* **What is asked**
Pull every line out of each item below and copy it character for character.

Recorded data
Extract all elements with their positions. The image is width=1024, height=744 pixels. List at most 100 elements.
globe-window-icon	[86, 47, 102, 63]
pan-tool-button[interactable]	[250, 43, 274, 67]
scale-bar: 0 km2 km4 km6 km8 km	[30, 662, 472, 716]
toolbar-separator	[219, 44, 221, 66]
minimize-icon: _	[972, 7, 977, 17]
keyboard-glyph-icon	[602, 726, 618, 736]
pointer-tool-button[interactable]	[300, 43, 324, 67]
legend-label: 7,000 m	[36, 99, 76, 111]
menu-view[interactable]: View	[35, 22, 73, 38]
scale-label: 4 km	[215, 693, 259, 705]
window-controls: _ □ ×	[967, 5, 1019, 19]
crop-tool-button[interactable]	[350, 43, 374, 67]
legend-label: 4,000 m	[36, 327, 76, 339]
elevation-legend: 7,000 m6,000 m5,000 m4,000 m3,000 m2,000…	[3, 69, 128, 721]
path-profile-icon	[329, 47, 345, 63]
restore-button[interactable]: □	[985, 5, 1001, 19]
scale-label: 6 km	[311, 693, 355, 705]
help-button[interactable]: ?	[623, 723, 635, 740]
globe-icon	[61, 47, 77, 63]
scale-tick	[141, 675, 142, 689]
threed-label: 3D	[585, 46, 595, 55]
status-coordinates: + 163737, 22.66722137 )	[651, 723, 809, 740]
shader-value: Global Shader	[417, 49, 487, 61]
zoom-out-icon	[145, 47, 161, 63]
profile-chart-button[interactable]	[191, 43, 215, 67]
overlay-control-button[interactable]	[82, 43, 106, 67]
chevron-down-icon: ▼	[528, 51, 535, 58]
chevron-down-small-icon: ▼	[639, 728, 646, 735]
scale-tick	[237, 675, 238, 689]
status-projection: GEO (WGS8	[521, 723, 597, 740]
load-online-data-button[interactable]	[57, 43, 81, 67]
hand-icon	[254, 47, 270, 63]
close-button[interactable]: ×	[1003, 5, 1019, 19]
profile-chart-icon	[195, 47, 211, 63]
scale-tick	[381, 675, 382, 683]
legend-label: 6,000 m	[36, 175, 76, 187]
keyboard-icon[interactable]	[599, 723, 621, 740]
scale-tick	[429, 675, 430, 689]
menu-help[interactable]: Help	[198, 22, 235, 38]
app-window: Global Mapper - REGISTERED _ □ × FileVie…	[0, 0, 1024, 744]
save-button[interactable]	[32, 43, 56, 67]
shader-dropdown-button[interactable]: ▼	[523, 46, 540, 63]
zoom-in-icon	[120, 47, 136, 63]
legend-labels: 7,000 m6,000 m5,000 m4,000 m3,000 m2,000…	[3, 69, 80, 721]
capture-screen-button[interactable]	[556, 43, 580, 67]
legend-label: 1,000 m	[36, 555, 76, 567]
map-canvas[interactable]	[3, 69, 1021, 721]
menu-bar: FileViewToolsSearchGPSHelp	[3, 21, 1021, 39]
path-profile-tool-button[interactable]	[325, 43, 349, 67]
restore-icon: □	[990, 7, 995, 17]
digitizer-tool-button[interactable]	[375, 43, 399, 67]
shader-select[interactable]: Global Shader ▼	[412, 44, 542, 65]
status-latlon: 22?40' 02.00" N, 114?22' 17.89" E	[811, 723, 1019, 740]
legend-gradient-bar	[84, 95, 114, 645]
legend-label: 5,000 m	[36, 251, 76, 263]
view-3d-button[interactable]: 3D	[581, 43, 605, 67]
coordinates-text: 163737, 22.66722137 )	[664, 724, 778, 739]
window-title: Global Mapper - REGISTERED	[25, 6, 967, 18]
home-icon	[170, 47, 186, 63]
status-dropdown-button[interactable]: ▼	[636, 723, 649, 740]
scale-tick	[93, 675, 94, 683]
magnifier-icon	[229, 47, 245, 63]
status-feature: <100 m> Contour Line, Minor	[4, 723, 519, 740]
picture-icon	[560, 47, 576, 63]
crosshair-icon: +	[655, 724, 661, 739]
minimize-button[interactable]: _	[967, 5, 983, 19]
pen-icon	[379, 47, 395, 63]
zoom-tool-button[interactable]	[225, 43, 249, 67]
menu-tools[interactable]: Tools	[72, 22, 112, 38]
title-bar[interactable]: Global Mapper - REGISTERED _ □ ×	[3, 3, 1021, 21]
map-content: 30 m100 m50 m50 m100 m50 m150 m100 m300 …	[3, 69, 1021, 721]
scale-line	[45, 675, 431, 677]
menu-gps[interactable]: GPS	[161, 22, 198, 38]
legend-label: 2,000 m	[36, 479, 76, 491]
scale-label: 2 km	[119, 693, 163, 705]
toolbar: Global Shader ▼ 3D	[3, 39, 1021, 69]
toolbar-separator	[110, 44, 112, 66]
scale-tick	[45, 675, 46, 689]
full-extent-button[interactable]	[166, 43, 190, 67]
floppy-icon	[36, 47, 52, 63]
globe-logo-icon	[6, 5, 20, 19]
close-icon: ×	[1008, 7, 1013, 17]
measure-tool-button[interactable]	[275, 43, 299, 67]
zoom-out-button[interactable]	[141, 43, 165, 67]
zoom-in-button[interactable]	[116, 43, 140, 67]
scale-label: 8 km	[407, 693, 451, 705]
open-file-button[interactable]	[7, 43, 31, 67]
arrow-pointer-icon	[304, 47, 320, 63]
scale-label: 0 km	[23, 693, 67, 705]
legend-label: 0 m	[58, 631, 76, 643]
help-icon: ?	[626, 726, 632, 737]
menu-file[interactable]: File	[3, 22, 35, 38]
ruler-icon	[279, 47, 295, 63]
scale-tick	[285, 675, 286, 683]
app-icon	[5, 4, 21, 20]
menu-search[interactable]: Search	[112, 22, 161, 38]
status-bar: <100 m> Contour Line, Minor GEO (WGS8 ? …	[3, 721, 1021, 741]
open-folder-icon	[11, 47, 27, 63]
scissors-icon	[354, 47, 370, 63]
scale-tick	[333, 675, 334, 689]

* **Exercise answer**
Extract all elements with their positions. The image is width=1024, height=744 pixels. List at most 100 elements.
globe-window-icon	[86, 47, 102, 63]
pan-tool-button[interactable]	[250, 43, 274, 67]
scale-bar: 0 km2 km4 km6 km8 km	[30, 662, 472, 716]
toolbar-separator	[219, 44, 221, 66]
minimize-icon: _	[972, 7, 977, 17]
keyboard-glyph-icon	[602, 726, 618, 736]
pointer-tool-button[interactable]	[300, 43, 324, 67]
legend-label: 7,000 m	[36, 99, 76, 111]
menu-view[interactable]: View	[35, 22, 73, 38]
scale-label: 4 km	[215, 693, 259, 705]
window-controls: _ □ ×	[967, 5, 1019, 19]
crop-tool-button[interactable]	[350, 43, 374, 67]
legend-label: 4,000 m	[36, 327, 76, 339]
elevation-legend: 7,000 m6,000 m5,000 m4,000 m3,000 m2,000…	[3, 69, 128, 721]
path-profile-icon	[329, 47, 345, 63]
restore-button[interactable]: □	[985, 5, 1001, 19]
scale-label: 6 km	[311, 693, 355, 705]
help-button[interactable]: ?	[623, 723, 635, 740]
globe-icon	[61, 47, 77, 63]
scale-tick	[141, 675, 142, 689]
threed-label: 3D	[585, 46, 595, 55]
status-coordinates: + 163737, 22.66722137 )	[651, 723, 809, 740]
shader-value: Global Shader	[417, 49, 487, 61]
zoom-out-icon	[145, 47, 161, 63]
profile-chart-button[interactable]	[191, 43, 215, 67]
overlay-control-button[interactable]	[82, 43, 106, 67]
chevron-down-icon: ▼	[528, 51, 535, 58]
chevron-down-small-icon: ▼	[639, 728, 646, 735]
scale-tick	[237, 675, 238, 689]
status-projection: GEO (WGS8	[521, 723, 597, 740]
load-online-data-button[interactable]	[57, 43, 81, 67]
hand-icon	[254, 47, 270, 63]
close-button[interactable]: ×	[1003, 5, 1019, 19]
profile-chart-icon	[195, 47, 211, 63]
scale-tick	[381, 675, 382, 683]
legend-label: 6,000 m	[36, 175, 76, 187]
keyboard-icon[interactable]	[599, 723, 621, 740]
scale-tick	[429, 675, 430, 689]
menu-help[interactable]: Help	[198, 22, 235, 38]
app-window: Global Mapper - REGISTERED _ □ × FileVie…	[0, 0, 1024, 744]
save-button[interactable]	[32, 43, 56, 67]
shader-dropdown-button[interactable]: ▼	[523, 46, 540, 63]
zoom-in-icon	[120, 47, 136, 63]
legend-labels: 7,000 m6,000 m5,000 m4,000 m3,000 m2,000…	[3, 69, 80, 721]
capture-screen-button[interactable]	[556, 43, 580, 67]
legend-label: 1,000 m	[36, 555, 76, 567]
map-canvas[interactable]	[3, 69, 1021, 721]
menu-bar: FileViewToolsSearchGPSHelp	[3, 21, 1021, 39]
path-profile-tool-button[interactable]	[325, 43, 349, 67]
restore-icon: □	[990, 7, 995, 17]
digitizer-tool-button[interactable]	[375, 43, 399, 67]
shader-select[interactable]: Global Shader ▼	[412, 44, 542, 65]
status-latlon: 22?40' 02.00" N, 114?22' 17.89" E	[811, 723, 1019, 740]
legend-gradient-bar	[84, 95, 114, 645]
legend-label: 5,000 m	[36, 251, 76, 263]
view-3d-button[interactable]: 3D	[581, 43, 605, 67]
coordinates-text: 163737, 22.66722137 )	[664, 724, 778, 739]
window-title: Global Mapper - REGISTERED	[25, 6, 967, 18]
home-icon	[170, 47, 186, 63]
status-dropdown-button[interactable]: ▼	[636, 723, 649, 740]
scale-tick	[93, 675, 94, 683]
magnifier-icon	[229, 47, 245, 63]
status-feature: <100 m> Contour Line, Minor	[4, 723, 519, 740]
picture-icon	[560, 47, 576, 63]
crosshair-icon: +	[655, 724, 661, 739]
minimize-button[interactable]: _	[967, 5, 983, 19]
pen-icon	[379, 47, 395, 63]
zoom-tool-button[interactable]	[225, 43, 249, 67]
menu-tools[interactable]: Tools	[72, 22, 112, 38]
title-bar[interactable]: Global Mapper - REGISTERED _ □ ×	[3, 3, 1021, 21]
map-content: 30 m100 m50 m50 m100 m50 m150 m100 m300 …	[3, 69, 1021, 721]
scale-line	[45, 675, 431, 677]
menu-gps[interactable]: GPS	[161, 22, 198, 38]
legend-label: 2,000 m	[36, 479, 76, 491]
scale-label: 2 km	[119, 693, 163, 705]
toolbar: Global Shader ▼ 3D	[3, 39, 1021, 69]
toolbar-separator	[110, 44, 112, 66]
scale-tick	[45, 675, 46, 689]
full-extent-button[interactable]	[166, 43, 190, 67]
floppy-icon	[36, 47, 52, 63]
globe-logo-icon	[6, 5, 20, 19]
close-icon: ×	[1008, 7, 1013, 17]
measure-tool-button[interactable]	[275, 43, 299, 67]
zoom-out-button[interactable]	[141, 43, 165, 67]
zoom-in-button[interactable]	[116, 43, 140, 67]
scale-label: 8 km	[407, 693, 451, 705]
open-file-button[interactable]	[7, 43, 31, 67]
arrow-pointer-icon	[304, 47, 320, 63]
scale-label: 0 km	[23, 693, 67, 705]
legend-label: 0 m	[58, 631, 76, 643]
help-icon: ?	[626, 726, 632, 737]
menu-file[interactable]: File	[3, 22, 35, 38]
ruler-icon	[279, 47, 295, 63]
scale-tick	[285, 675, 286, 683]
app-icon	[5, 4, 21, 20]
menu-search[interactable]: Search	[112, 22, 161, 38]
status-bar: <100 m> Contour Line, Minor GEO (WGS8 ? …	[3, 721, 1021, 741]
open-folder-icon	[11, 47, 27, 63]
scissors-icon	[354, 47, 370, 63]
scale-tick	[333, 675, 334, 689]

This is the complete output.